#### What needs to be done
Pictures aside, write out every record exactly as it appears.

#### Records from a collection of figures
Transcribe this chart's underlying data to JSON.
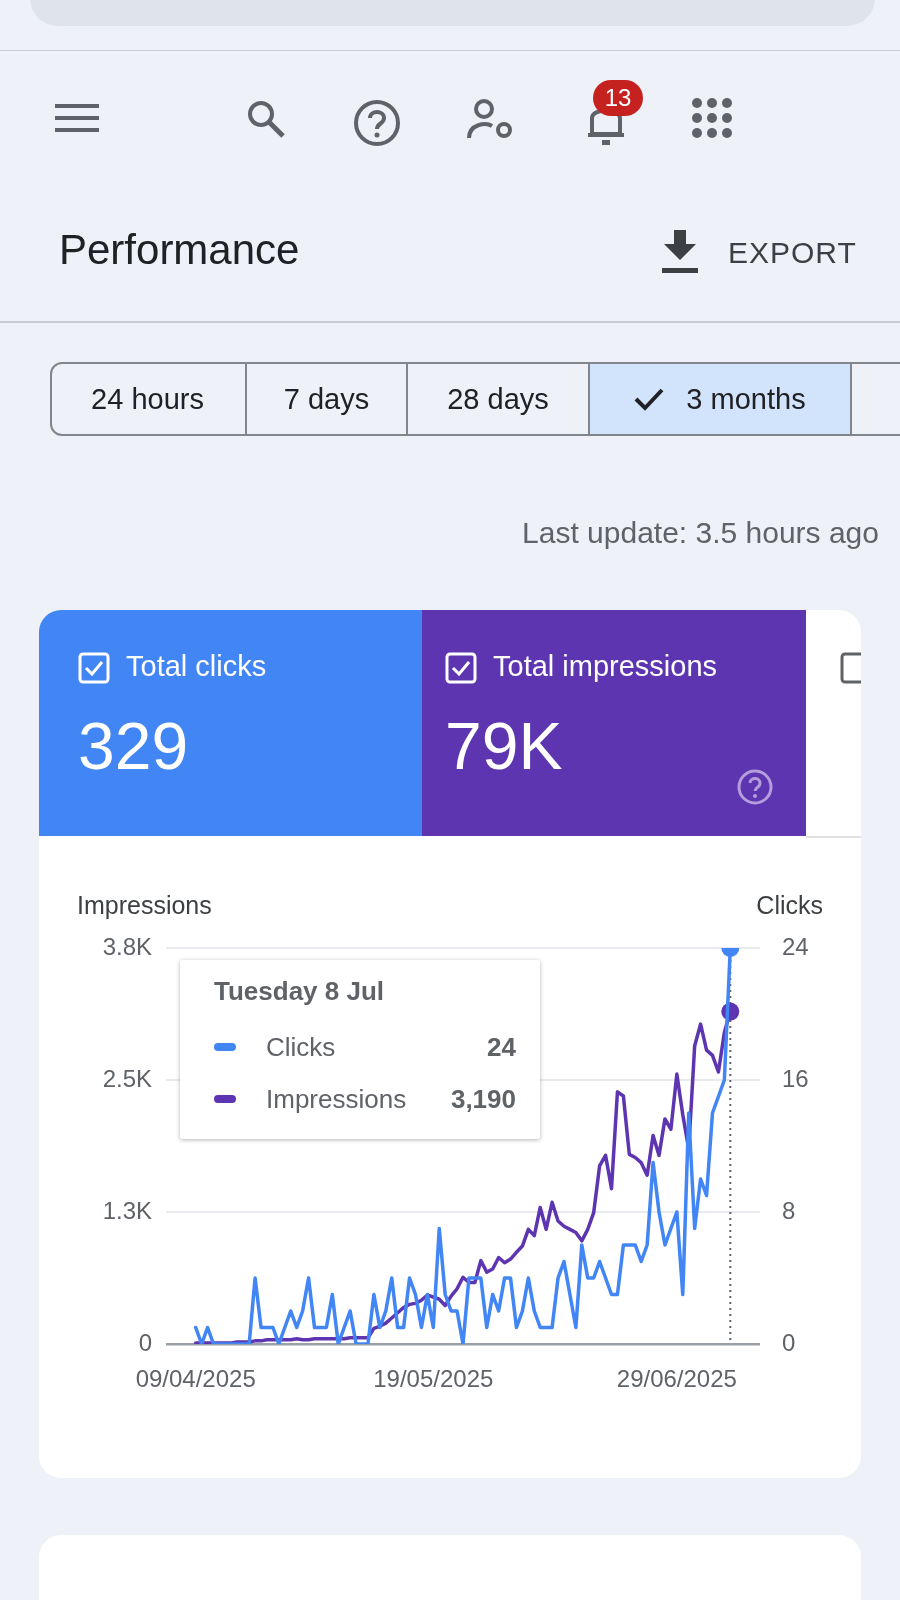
{
  "chart_data": {
    "type": "line",
    "x": [
      "2025-04-09",
      "2025-04-10",
      "2025-04-11",
      "2025-04-12",
      "2025-04-13",
      "2025-04-14",
      "2025-04-15",
      "2025-04-16",
      "2025-04-17",
      "2025-04-18",
      "2025-04-19",
      "2025-04-20",
      "2025-04-21",
      "2025-04-22",
      "2025-04-23",
      "2025-04-24",
      "2025-04-25",
      "2025-04-26",
      "2025-04-27",
      "2025-04-28",
      "2025-04-29",
      "2025-04-30",
      "2025-05-01",
      "2025-05-02",
      "2025-05-03",
      "2025-05-04",
      "2025-05-05",
      "2025-05-06",
      "2025-05-07",
      "2025-05-08",
      "2025-05-09",
      "2025-05-10",
      "2025-05-11",
      "2025-05-12",
      "2025-05-13",
      "2025-05-14",
      "2025-05-15",
      "2025-05-16",
      "2025-05-17",
      "2025-05-18",
      "2025-05-19",
      "2025-05-20",
      "2025-05-21",
      "2025-05-22",
      "2025-05-23",
      "2025-05-24",
      "2025-05-25",
      "2025-05-26",
      "2025-05-27",
      "2025-05-28",
      "2025-05-29",
      "2025-05-30",
      "2025-05-31",
      "2025-06-01",
      "2025-06-02",
      "2025-06-03",
      "2025-06-04",
      "2025-06-05",
      "2025-06-06",
      "2025-06-07",
      "2025-06-08",
      "2025-06-09",
      "2025-06-10",
      "2025-06-11",
      "2025-06-12",
      "2025-06-13",
      "2025-06-14",
      "2025-06-15",
      "2025-06-16",
      "2025-06-17",
      "2025-06-18",
      "2025-06-19",
      "2025-06-20",
      "2025-06-21",
      "2025-06-22",
      "2025-06-23",
      "2025-06-24",
      "2025-06-25",
      "2025-06-26",
      "2025-06-27",
      "2025-06-28",
      "2025-06-29",
      "2025-06-30",
      "2025-07-01",
      "2025-07-02",
      "2025-07-03",
      "2025-07-04",
      "2025-07-05",
      "2025-07-06",
      "2025-07-07",
      "2025-07-08"
    ],
    "series": [
      {
        "name": "Clicks",
        "color": "#4285f4",
        "axis": "y2",
        "values": [
          1,
          0,
          1,
          0,
          0,
          0,
          0,
          0,
          0,
          0,
          4,
          1,
          1,
          1,
          0,
          1,
          2,
          1,
          2,
          4,
          1,
          1,
          1,
          3,
          0,
          1,
          2,
          0,
          0,
          0,
          3,
          1,
          2,
          4,
          1,
          1,
          4,
          3,
          1,
          3,
          1,
          7,
          3,
          2,
          2,
          0,
          4,
          4,
          4,
          1,
          3,
          2,
          4,
          4,
          1,
          2,
          4,
          2,
          1,
          1,
          1,
          4,
          5,
          3,
          1,
          6,
          4,
          4,
          5,
          4,
          3,
          3,
          6,
          6,
          6,
          5,
          6,
          11,
          8,
          6,
          7,
          8,
          3,
          14,
          7,
          10,
          9,
          14,
          15,
          16,
          24
        ]
      },
      {
        "name": "Impressions",
        "color": "#5e35b1",
        "values": [
          10,
          10,
          10,
          10,
          10,
          10,
          10,
          20,
          20,
          20,
          30,
          30,
          40,
          40,
          40,
          40,
          40,
          50,
          40,
          40,
          50,
          50,
          50,
          50,
          50,
          50,
          60,
          60,
          60,
          60,
          150,
          170,
          200,
          250,
          300,
          350,
          380,
          390,
          420,
          470,
          450,
          430,
          370,
          460,
          530,
          640,
          590,
          590,
          800,
          690,
          720,
          830,
          780,
          815,
          880,
          940,
          1100,
          1040,
          1310,
          1100,
          1360,
          1180,
          1130,
          1100,
          1070,
          990,
          1100,
          1260,
          1710,
          1810,
          1490,
          2420,
          2380,
          1820,
          1790,
          1740,
          1620,
          2000,
          1810,
          2160,
          2060,
          2590,
          2200,
          1870,
          2860,
          3070,
          2820,
          2770,
          2610,
          2990,
          3190
        ]
      }
    ],
    "xlim": [
      "2025-04-04",
      "2025-07-13"
    ],
    "xticks": [
      {
        "value": "2025-04-09",
        "label": "09/04/2025"
      },
      {
        "value": "2025-05-19",
        "label": "19/05/2025"
      },
      {
        "value": "2025-06-29",
        "label": "29/06/2025"
      }
    ],
    "ylim": [
      0,
      3800
    ],
    "yticks": [
      0,
      {
        "value": 1266.67,
        "label": "1.3K"
      },
      {
        "value": 2533.33,
        "label": "2.5K"
      },
      {
        "value": 3800,
        "label": "3.8K"
      }
    ],
    "y2lim": [
      0,
      24
    ],
    "y2ticks": [
      0,
      8,
      16,
      24
    ],
    "ylabel": "Impressions",
    "y2label": "Clicks",
    "grid": "y",
    "marker": "none",
    "ref_lines": [
      {
        "axis": "x",
        "value": "2025-07-08",
        "line_style": "dotted",
        "color": "#5f6368"
      }
    ],
    "annotations": [
      "Tuesday 8 Jul",
      "Performance",
      "EXPORT",
      "24 hours",
      "7 days",
      "28 days",
      "3 months",
      "Last update: 3.5 hours ago",
      "Total clicks",
      "329",
      "Total impressions",
      "79K",
      "13",
      "24",
      "3,190"
    ],
    "legend": "top left"
  }
}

#### Reply to the exercise
Transcribe this chart's underlying data to JSON.
{
  "chart_data": {
    "type": "line",
    "x": [
      "2025-04-09",
      "2025-04-10",
      "2025-04-11",
      "2025-04-12",
      "2025-04-13",
      "2025-04-14",
      "2025-04-15",
      "2025-04-16",
      "2025-04-17",
      "2025-04-18",
      "2025-04-19",
      "2025-04-20",
      "2025-04-21",
      "2025-04-22",
      "2025-04-23",
      "2025-04-24",
      "2025-04-25",
      "2025-04-26",
      "2025-04-27",
      "2025-04-28",
      "2025-04-29",
      "2025-04-30",
      "2025-05-01",
      "2025-05-02",
      "2025-05-03",
      "2025-05-04",
      "2025-05-05",
      "2025-05-06",
      "2025-05-07",
      "2025-05-08",
      "2025-05-09",
      "2025-05-10",
      "2025-05-11",
      "2025-05-12",
      "2025-05-13",
      "2025-05-14",
      "2025-05-15",
      "2025-05-16",
      "2025-05-17",
      "2025-05-18",
      "2025-05-19",
      "2025-05-20",
      "2025-05-21",
      "2025-05-22",
      "2025-05-23",
      "2025-05-24",
      "2025-05-25",
      "2025-05-26",
      "2025-05-27",
      "2025-05-28",
      "2025-05-29",
      "2025-05-30",
      "2025-05-31",
      "2025-06-01",
      "2025-06-02",
      "2025-06-03",
      "2025-06-04",
      "2025-06-05",
      "2025-06-06",
      "2025-06-07",
      "2025-06-08",
      "2025-06-09",
      "2025-06-10",
      "2025-06-11",
      "2025-06-12",
      "2025-06-13",
      "2025-06-14",
      "2025-06-15",
      "2025-06-16",
      "2025-06-17",
      "2025-06-18",
      "2025-06-19",
      "2025-06-20",
      "2025-06-21",
      "2025-06-22",
      "2025-06-23",
      "2025-06-24",
      "2025-06-25",
      "2025-06-26",
      "2025-06-27",
      "2025-06-28",
      "2025-06-29",
      "2025-06-30",
      "2025-07-01",
      "2025-07-02",
      "2025-07-03",
      "2025-07-04",
      "2025-07-05",
      "2025-07-06",
      "2025-07-07",
      "2025-07-08"
    ],
    "series": [
      {
        "name": "Clicks",
        "color": "#4285f4",
        "axis": "y2",
        "values": [
          1,
          0,
          1,
          0,
          0,
          0,
          0,
          0,
          0,
          0,
          4,
          1,
          1,
          1,
          0,
          1,
          2,
          1,
          2,
          4,
          1,
          1,
          1,
          3,
          0,
          1,
          2,
          0,
          0,
          0,
          3,
          1,
          2,
          4,
          1,
          1,
          4,
          3,
          1,
          3,
          1,
          7,
          3,
          2,
          2,
          0,
          4,
          4,
          4,
          1,
          3,
          2,
          4,
          4,
          1,
          2,
          4,
          2,
          1,
          1,
          1,
          4,
          5,
          3,
          1,
          6,
          4,
          4,
          5,
          4,
          3,
          3,
          6,
          6,
          6,
          5,
          6,
          11,
          8,
          6,
          7,
          8,
          3,
          14,
          7,
          10,
          9,
          14,
          15,
          16,
          24
        ]
      },
      {
        "name": "Impressions",
        "color": "#5e35b1",
        "values": [
          10,
          10,
          10,
          10,
          10,
          10,
          10,
          20,
          20,
          20,
          30,
          30,
          40,
          40,
          40,
          40,
          40,
          50,
          40,
          40,
          50,
          50,
          50,
          50,
          50,
          50,
          60,
          60,
          60,
          60,
          150,
          170,
          200,
          250,
          300,
          350,
          380,
          390,
          420,
          470,
          450,
          430,
          370,
          460,
          530,
          640,
          590,
          590,
          800,
          690,
          720,
          830,
          780,
          815,
          880,
          940,
          1100,
          1040,
          1310,
          1100,
          1360,
          1180,
          1130,
          1100,
          1070,
          990,
          1100,
          1260,
          1710,
          1810,
          1490,
          2420,
          2380,
          1820,
          1790,
          1740,
          1620,
          2000,
          1810,
          2160,
          2060,
          2590,
          2200,
          1870,
          2860,
          3070,
          2820,
          2770,
          2610,
          2990,
          3190
        ]
      }
    ],
    "xlim": [
      "2025-04-04",
      "2025-07-13"
    ],
    "xticks": [
      {
        "value": "2025-04-09",
        "label": "09/04/2025"
      },
      {
        "value": "2025-05-19",
        "label": "19/05/2025"
      },
      {
        "value": "2025-06-29",
        "label": "29/06/2025"
      }
    ],
    "ylim": [
      0,
      3800
    ],
    "yticks": [
      0,
      {
        "value": 1266.67,
        "label": "1.3K"
      },
      {
        "value": 2533.33,
        "label": "2.5K"
      },
      {
        "value": 3800,
        "label": "3.8K"
      }
    ],
    "y2lim": [
      0,
      24
    ],
    "y2ticks": [
      0,
      8,
      16,
      24
    ],
    "ylabel": "Impressions",
    "y2label": "Clicks",
    "grid": "y",
    "marker": "none",
    "ref_lines": [
      {
        "axis": "x",
        "value": "2025-07-08",
        "line_style": "dotted",
        "color": "#5f6368"
      }
    ],
    "annotations": [
      "Tuesday 8 Jul",
      "Performance",
      "EXPORT",
      "24 hours",
      "7 days",
      "28 days",
      "3 months",
      "Last update: 3.5 hours ago",
      "Total clicks",
      "329",
      "Total impressions",
      "79K",
      "13",
      "24",
      "3,190"
    ],
    "legend": "top left"
  }
}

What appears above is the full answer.